▶ **Extract to read**

════════════════

Yield Curve Inversions Will Doom Us All – Parody & Real Advice

The Yield Curve Inverted

It sure seems like Mr. Market is back to pay us all a visit.

Last week as two year treasury yields briefly rose above ten year yields, the market decided that was the perfect time to panic.

Warning bells of recession started tolling in the air, with talking heads warning us that this signal is one of recession coming sometime in the next two years.

I and many of my personal finance friends simply yawned and went back to living life. Unlike a lot of folks writing about money out there, I was an investor back in 2000 during the dot-bomb and 2008 during the Great Recession. My formative investing years were from the year 2000 – 2010, when the S&P 500 was down 0.95% on an annualized basis.

So I’m not afraid of a down market, even a protracted one.

But I also know a lot of people out there have had the pleasure of only experiencing the up market. Similar to someone who started investing in the early 1990’s, they may think markets only go up forever. Or they may “know” that they won’t be one of the ones to panic – but have never experienced what it really feels like when your money evaporates at a rapid pace.

This Time It’s Different – 24×7 News & Instant Access

Now, I’m not that old. We certainly had internet access back in 2000 and 2008. It wasn’t like the 1987 crash where people had to call their broker or wait for their statement in the mail.

BUT – information was harder to come by back then.

════════════════

▶ **Extracted material**
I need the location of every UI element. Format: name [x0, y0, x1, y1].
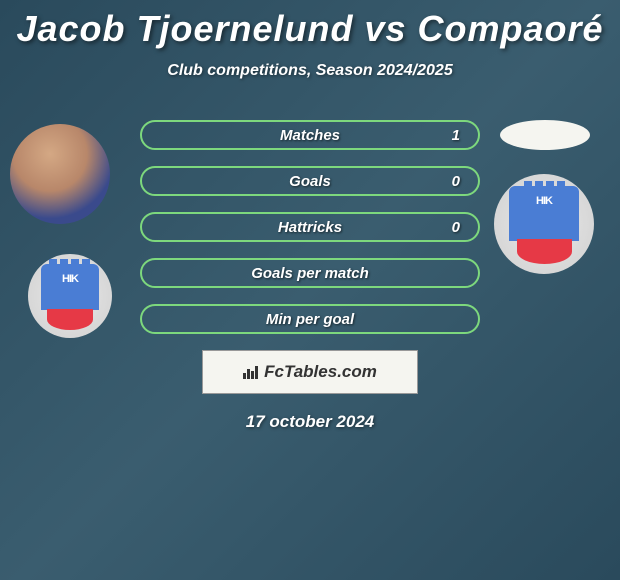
comparison-title: Jacob Tjoernelund vs Compaoré: [0, 0, 620, 50]
player2-oval-placeholder: [500, 120, 590, 150]
stat-pill-gpm: Goals per match: [140, 258, 480, 288]
stat-right-value: 1: [452, 127, 460, 144]
stat-label: Hattricks: [278, 219, 342, 236]
stat-label: Goals per match: [251, 265, 369, 282]
stat-row: Goals per match: [0, 258, 620, 288]
stat-label: Goals: [289, 173, 331, 190]
stat-right-value: 0: [452, 173, 460, 190]
stat-row: Goals 0: [0, 166, 620, 196]
stats-area: HIK HIK Matches 1 Goals 0 Hattricks: [0, 120, 620, 432]
stat-label: Matches: [280, 127, 340, 144]
stat-pill-mpg: Min per goal: [140, 304, 480, 334]
stat-row: Matches 1: [0, 120, 620, 150]
stat-pill-hattricks: Hattricks 0: [140, 212, 480, 242]
club-badge-text: HIK: [536, 195, 552, 207]
stat-pill-goals: Goals 0: [140, 166, 480, 196]
stat-row: Min per goal: [0, 304, 620, 334]
comparison-subtitle: Club competitions, Season 2024/2025: [0, 62, 620, 80]
stat-pill-matches: Matches 1: [140, 120, 480, 150]
stat-right-value: 0: [452, 219, 460, 236]
bar-chart-icon: [243, 366, 258, 379]
watermark-text: FcTables.com: [264, 362, 377, 382]
stat-row: Hattricks 0: [0, 212, 620, 242]
fctables-watermark: FcTables.com: [202, 350, 418, 394]
stat-label: Min per goal: [266, 311, 354, 328]
comparison-date: 17 october 2024: [0, 412, 620, 432]
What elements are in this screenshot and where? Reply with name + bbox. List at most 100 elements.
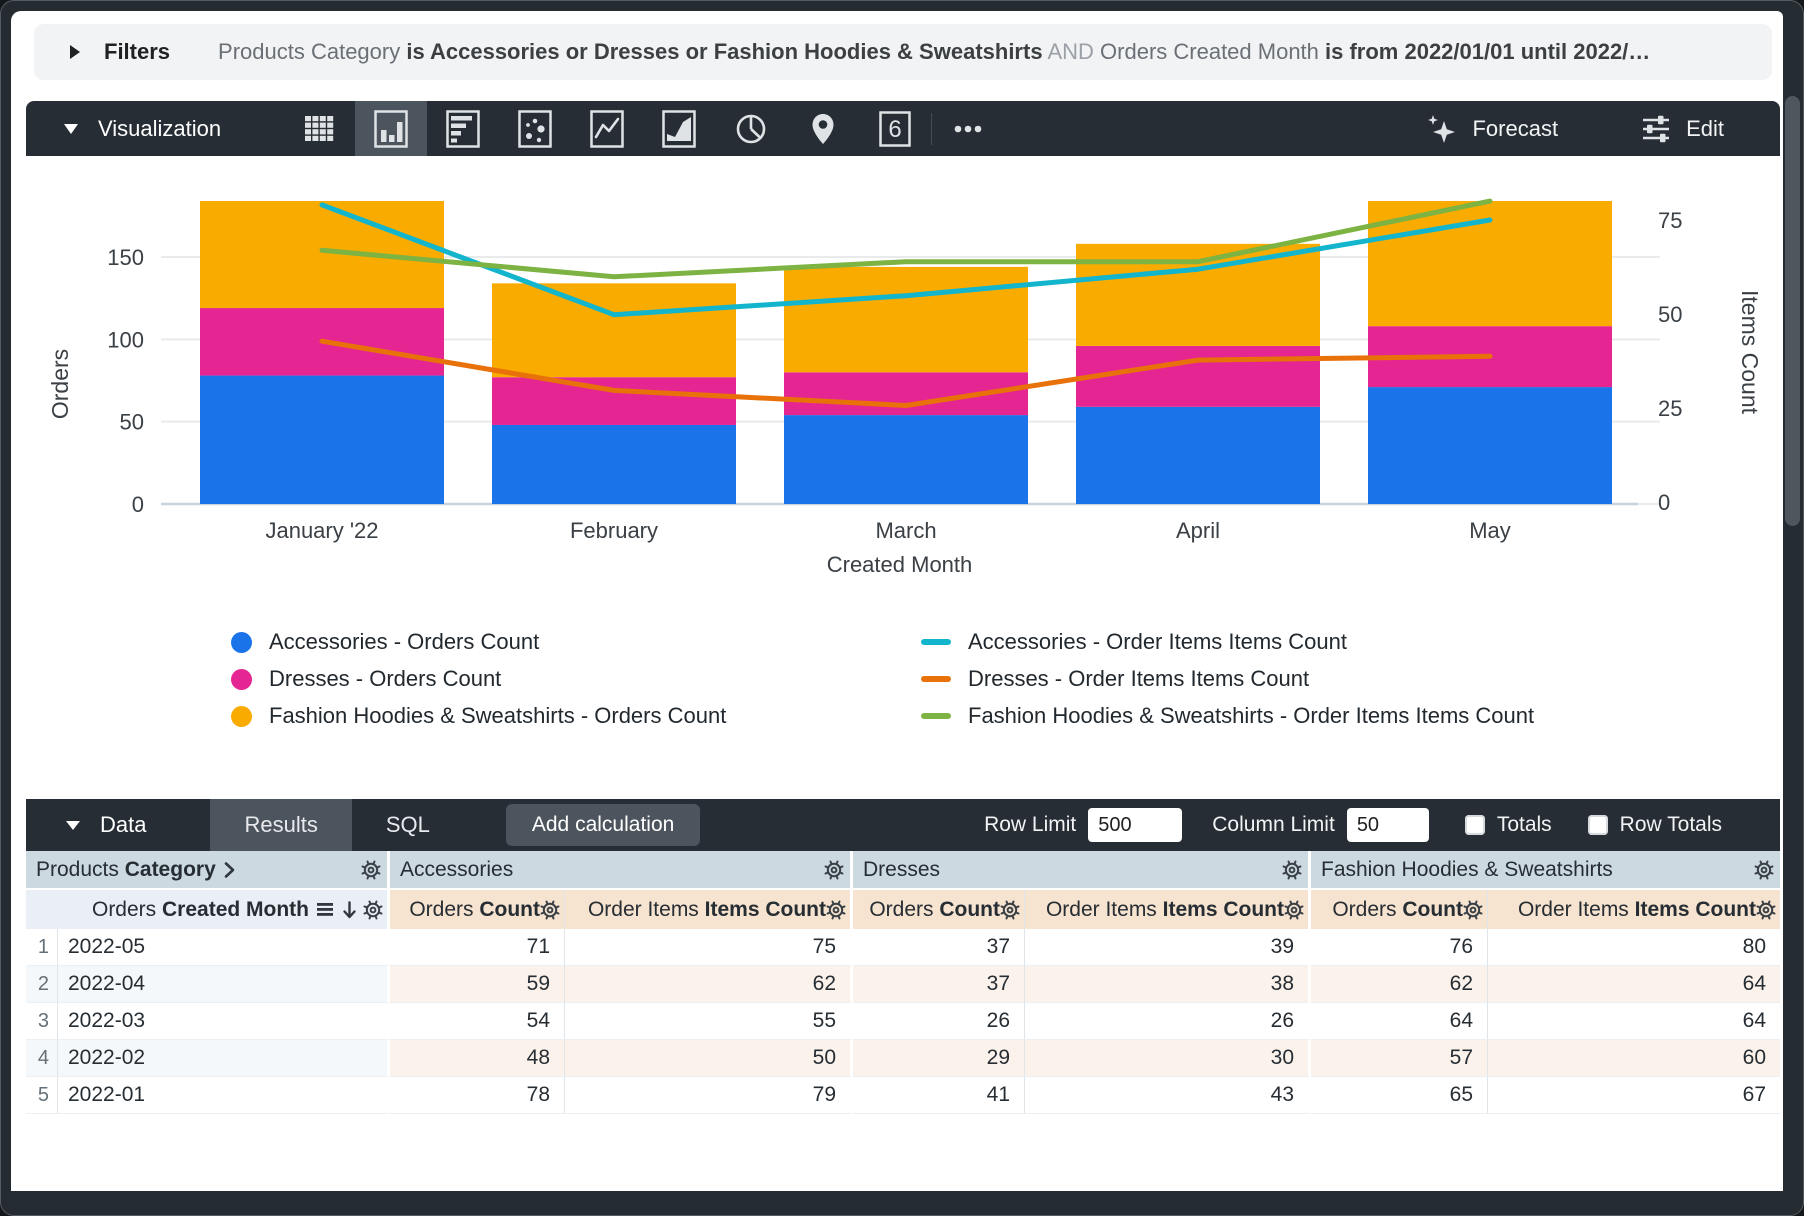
tab-results[interactable]: Results [210, 799, 352, 851]
group-label: Dresses [863, 857, 941, 881]
filters-bar[interactable]: Filters Products Category is Accessories… [34, 24, 1772, 80]
forecast-button[interactable]: Forecast [1416, 112, 1558, 146]
edit-button[interactable]: Edit [1632, 113, 1724, 145]
column-group-header[interactable]: Dresses [853, 851, 1311, 890]
svg-text:Orders: Orders [47, 349, 73, 419]
gear-icon[interactable] [1000, 900, 1020, 920]
gear-icon[interactable] [1756, 900, 1776, 920]
measure-cell: 64 [1488, 1003, 1780, 1040]
measure-cell: 67 [1488, 1077, 1780, 1114]
column-limit-input[interactable] [1346, 808, 1429, 842]
gear-icon[interactable] [363, 900, 383, 920]
filter-segment: Products Category [218, 39, 407, 64]
bar-segment[interactable] [492, 283, 736, 378]
bar-segment[interactable] [1076, 243, 1320, 346]
measure-cell: 54 [390, 1003, 565, 1040]
header-text-bold: Created Month [162, 897, 309, 921]
bar-segment[interactable] [1076, 406, 1320, 504]
row-number-cell: 5 [26, 1077, 58, 1114]
bar-segment[interactable] [200, 201, 444, 309]
add-calculation-button[interactable]: Add calculation [505, 804, 701, 846]
sort-desc-arrow-icon[interactable] [342, 900, 357, 919]
measure-header[interactable]: Orders Count [853, 890, 1025, 929]
measure-cell: 43 [1025, 1077, 1311, 1114]
visualization-collapse-caret-icon[interactable] [64, 123, 78, 134]
bar-segment[interactable] [784, 415, 1028, 504]
gear-icon[interactable] [1284, 900, 1304, 920]
measure-cell: 48 [390, 1040, 565, 1077]
line-series[interactable] [319, 198, 1493, 280]
tab-sql[interactable]: SQL [385, 812, 430, 837]
measure-cell: 37 [853, 966, 1025, 1003]
visualization-title: Visualization [98, 115, 222, 141]
bar-segment[interactable] [1076, 345, 1320, 407]
column-group-header-products-category[interactable]: Products Category [26, 851, 390, 890]
legend-item[interactable]: Dresses - Orders Count [231, 666, 726, 692]
filters-expand-caret-icon[interactable] [70, 45, 80, 59]
measure-cell: 75 [565, 929, 853, 966]
legend-item[interactable]: Fashion Hoodies & Sweatshirts - Orders C… [231, 703, 726, 729]
viz-icon-line[interactable] [571, 101, 643, 156]
measure-header[interactable]: Order Items Items Count [1488, 890, 1780, 929]
viz-icon-column[interactable] [355, 101, 428, 156]
measure-cell: 39 [1025, 929, 1311, 966]
data-collapse-caret-icon[interactable] [66, 820, 80, 830]
gear-icon[interactable] [1463, 900, 1483, 920]
bar-segment[interactable] [200, 375, 444, 504]
viz-icon-area[interactable] [643, 101, 715, 156]
gear-icon[interactable] [361, 860, 381, 880]
toolbar-divider [931, 112, 933, 145]
legend-item[interactable]: Accessories - Orders Count [231, 629, 726, 655]
reorder-list-icon[interactable] [317, 902, 334, 917]
viz-icon-bar[interactable] [427, 101, 499, 156]
measure-header[interactable]: Orders Count [390, 890, 565, 929]
viz-icon-scatter[interactable] [499, 101, 571, 156]
chart-region: Accessories - Orders Count Dresses - Orde… [26, 156, 1780, 796]
measure-header[interactable]: Orders Count [1311, 890, 1488, 929]
viz-icon-table[interactable] [283, 101, 355, 156]
svg-text:75: 75 [1658, 208, 1682, 233]
group-label: Accessories [400, 857, 514, 881]
column-group-header[interactable]: Accessories [390, 851, 853, 890]
header-text-bold: Items Count [1634, 897, 1756, 921]
filters-summary: Products Category is Accessories or Dres… [218, 39, 1650, 65]
row-totals-checkbox[interactable] [1587, 815, 1608, 835]
dimension-header-orders-created-month[interactable]: Orders Created Month [26, 890, 390, 929]
bar-segment[interactable] [784, 266, 1028, 373]
gear-icon[interactable] [540, 900, 560, 920]
row-limit-input[interactable] [1088, 808, 1183, 842]
row-number-cell: 4 [26, 1040, 58, 1077]
measure-cell: 59 [390, 966, 565, 1003]
legend-item[interactable]: Dresses - Order Items Items Count [921, 666, 1534, 692]
chevron-right-icon[interactable] [224, 861, 236, 879]
totals-checkbox[interactable] [1464, 815, 1485, 835]
viz-icon-pie[interactable] [715, 101, 787, 156]
filters-title: Filters [104, 39, 171, 64]
dimension-cell: 2022-04 [58, 966, 390, 1003]
legend-item[interactable]: Accessories - Order Items Items Count [921, 629, 1534, 655]
gear-icon[interactable] [824, 860, 844, 880]
header-text-bold: Items Count [1162, 897, 1284, 921]
measure-header[interactable]: Order Items Items Count [565, 890, 853, 929]
vertical-scrollbar-thumb[interactable] [1785, 96, 1800, 526]
gear-icon[interactable] [826, 900, 846, 920]
viz-icon-more[interactable] [932, 101, 1004, 156]
bar-segment[interactable] [492, 377, 736, 425]
column-group-header[interactable]: Fashion Hoodies & Sweatshirts [1311, 851, 1780, 890]
bar-segment[interactable] [1368, 387, 1612, 504]
svg-text:January '22: January '22 [265, 518, 378, 543]
header-text: Order Items [1517, 897, 1635, 921]
measure-cell: 62 [565, 966, 853, 1003]
gear-icon[interactable] [1282, 860, 1302, 880]
measure-cell: 57 [1311, 1040, 1488, 1077]
legend-item[interactable]: Fashion Hoodies & Sweatshirts - Order It… [921, 703, 1534, 729]
viz-icon-single-value[interactable]: 6 [859, 101, 931, 156]
line-series[interactable] [319, 338, 1493, 408]
legend-label: Dresses - Order Items Items Count [968, 666, 1310, 691]
viz-icon-map[interactable] [787, 101, 859, 156]
gear-icon[interactable] [1754, 860, 1774, 880]
bar-segment[interactable] [492, 424, 736, 504]
measure-header[interactable]: Order Items Items Count [1025, 890, 1311, 929]
dimension-cell: 2022-05 [58, 929, 390, 966]
line-series[interactable] [319, 202, 1493, 318]
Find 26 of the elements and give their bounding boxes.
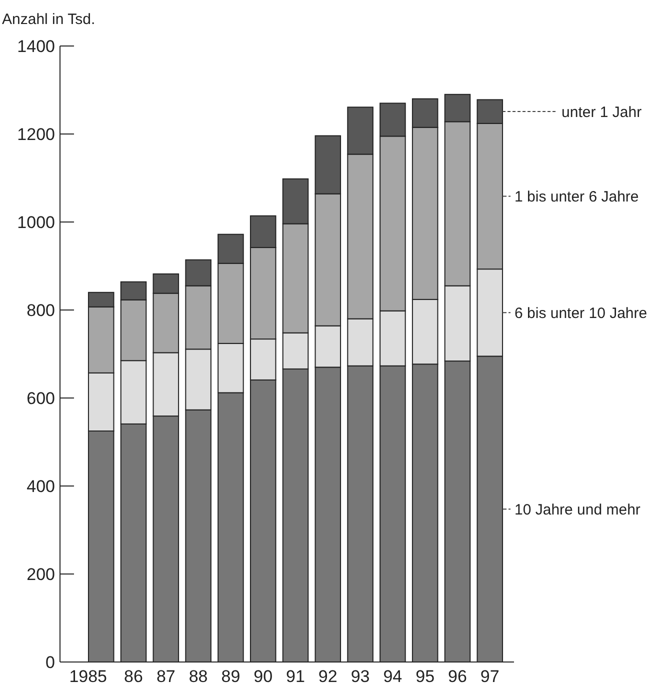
x-tick-label: 88: [188, 667, 208, 686]
y-tick-label: 600: [26, 388, 55, 408]
series-label: 1 bis unter 6 Jahre: [514, 188, 639, 206]
x-tick-label: 92: [318, 667, 338, 686]
text: unter 1 Jahr: [562, 104, 642, 121]
x-tick-label: 86: [124, 667, 143, 686]
x-tick-label: 95: [416, 667, 435, 686]
y-tick-label: 1200: [17, 124, 55, 144]
x-tick-label: 94: [383, 667, 402, 686]
x-tick-label: 91: [286, 667, 305, 686]
series-label: 10 Jahre und mehr: [514, 501, 640, 518]
y-tick-label: 1400: [17, 36, 55, 56]
x-tick-label: 90: [254, 667, 273, 686]
y-tick-label: 200: [26, 564, 55, 584]
x-tick-label: 89: [221, 667, 240, 686]
x-tick-label: 1985: [69, 667, 108, 686]
x-tick-label: 96: [448, 667, 467, 686]
x-tick-label: 93: [350, 667, 370, 686]
y-tick-label: 800: [26, 300, 55, 320]
y-axis-title: Anzahl in Tsd.: [2, 11, 96, 28]
y-tick-label: 0: [46, 652, 55, 672]
y-tick-label: 1000: [17, 212, 55, 232]
x-tick-label: 97: [480, 667, 500, 686]
series-label: 6 bis unter 10 Jahre: [514, 304, 648, 322]
y-tick-label: 400: [26, 476, 55, 496]
x-tick-label: 87: [156, 667, 176, 686]
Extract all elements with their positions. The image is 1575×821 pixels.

════════════════

▶ **What is needed**
Carry the yield curve inversion post forward from its last line, about information being harder to come by back then.

▶ **Written reply**
People didn’t really have smartphones. I got my iPhone in 2009, as a matter of fact, and early on most websites looked terrible on mobile devices. We had 24×7 news, of course, but not really 24×7 access to the news unless you worked in a financial firm (or snuck a peek at the internet during lunch).

Social media was also relatively primitive at the time, so panic about the market was mostly limited to the few forums and sites that did exist.

Now the news spreads instantly and blares all over your phone in real time. You can log into handy apps and see up to the minute counts of just how much money you’ve lost.

I love most things about my smartphone and the instant, quick access to information it brings, but I don’t think this is an advantage. The constant blaring of gloom and doom can cause people to make sub-optimal investment decisions. They may pull their money from the market, or refuse to invest, because they just “know” the market is going down/recession will hit.

Sorry to say – none of us know. Not really. We’ll only know we’re in a recession once we’ve been in one for a while. And we’ll only know the market has hit bottom when it’s in the rear view mirror. The best thing you can do for yourself is set up a solid investment strategy you can feel confident in, ignore the noise, and go live your life.

Parody – Yield Curve Inversions Will Doom Us All

This time around, the 24×7 doom and gloom of the news got me rolling my eyes so hard my husband and I decided to make a parody video.

Introducing a random white guy in a suit (portrayed convincingly by my husband), coming to tell us all how we are doomed – and explaining what a yield curve inversion really is. Hint: it involves both smiles and frowns.

My Top Recommended Articles For Managing Mr. Market

In times of wild market swings, I’m going to suggest three old (but still relevant!) articles I wrote during past swings in the market.

My patent not pending ostrich strategy is what I used in 2008 to manage my finances with great success. It essentially involved ignoring my money for over a year, and continuing to invest automatically. It certainly served me well in the end.

Speaking of Mr. Market – are you familiar with his story? Be sure to check out more below on how he works & why he’s crazy.

Looking for more concrete advice on things you should do when the market goes haywire? Look no further than these ten tips.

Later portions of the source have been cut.